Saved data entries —

==========

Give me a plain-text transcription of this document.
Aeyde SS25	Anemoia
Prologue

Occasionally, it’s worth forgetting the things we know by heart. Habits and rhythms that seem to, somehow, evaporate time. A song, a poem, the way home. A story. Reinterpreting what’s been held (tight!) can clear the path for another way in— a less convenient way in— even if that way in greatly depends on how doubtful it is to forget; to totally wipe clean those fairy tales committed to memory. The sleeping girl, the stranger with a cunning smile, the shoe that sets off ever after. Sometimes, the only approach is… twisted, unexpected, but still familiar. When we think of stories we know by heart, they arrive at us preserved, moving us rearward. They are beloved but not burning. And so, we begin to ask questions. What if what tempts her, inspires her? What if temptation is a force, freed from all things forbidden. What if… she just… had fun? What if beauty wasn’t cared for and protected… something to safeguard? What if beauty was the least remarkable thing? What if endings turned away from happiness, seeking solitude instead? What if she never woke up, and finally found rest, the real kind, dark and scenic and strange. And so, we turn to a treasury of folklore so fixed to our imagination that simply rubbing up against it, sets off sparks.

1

==========

Brief — Copy each record from above exactly, and include every line.

Task result —
Give me a plain-text transcription of this document.
Aeyde SS25	Anemoia
Prologue

Occasionally, it’s worth forgetting the things we know by heart. Habits and rhythms that seem to, somehow, evaporate time. A song, a poem, the way home. A story. Reinterpreting what’s been held (tight!) can clear the path for another way in— a less convenient way in— even if that way in greatly depends on how doubtful it is to forget; to totally wipe clean those fairy tales committed to memory. The sleeping girl, the stranger with a cunning smile, the shoe that sets off ever after. Sometimes, the only approach is… twisted, unexpected, but still familiar. When we think of stories we know by heart, they arrive at us preserved, moving us rearward. They are beloved but not burning. And so, we begin to ask questions. What if what tempts her, inspires her? What if temptation is a force, freed from all things forbidden. What if… she just… had fun? What if beauty wasn’t cared for and protected… something to safeguard? What if beauty was the least remarkable thing? What if endings turned away from happiness, seeking solitude instead? What if she never woke up, and finally found rest, the real kind, dark and scenic and strange. And so, we turn to a treasury of folklore so fixed to our imagination that simply rubbing up against it, sets off sparks.

1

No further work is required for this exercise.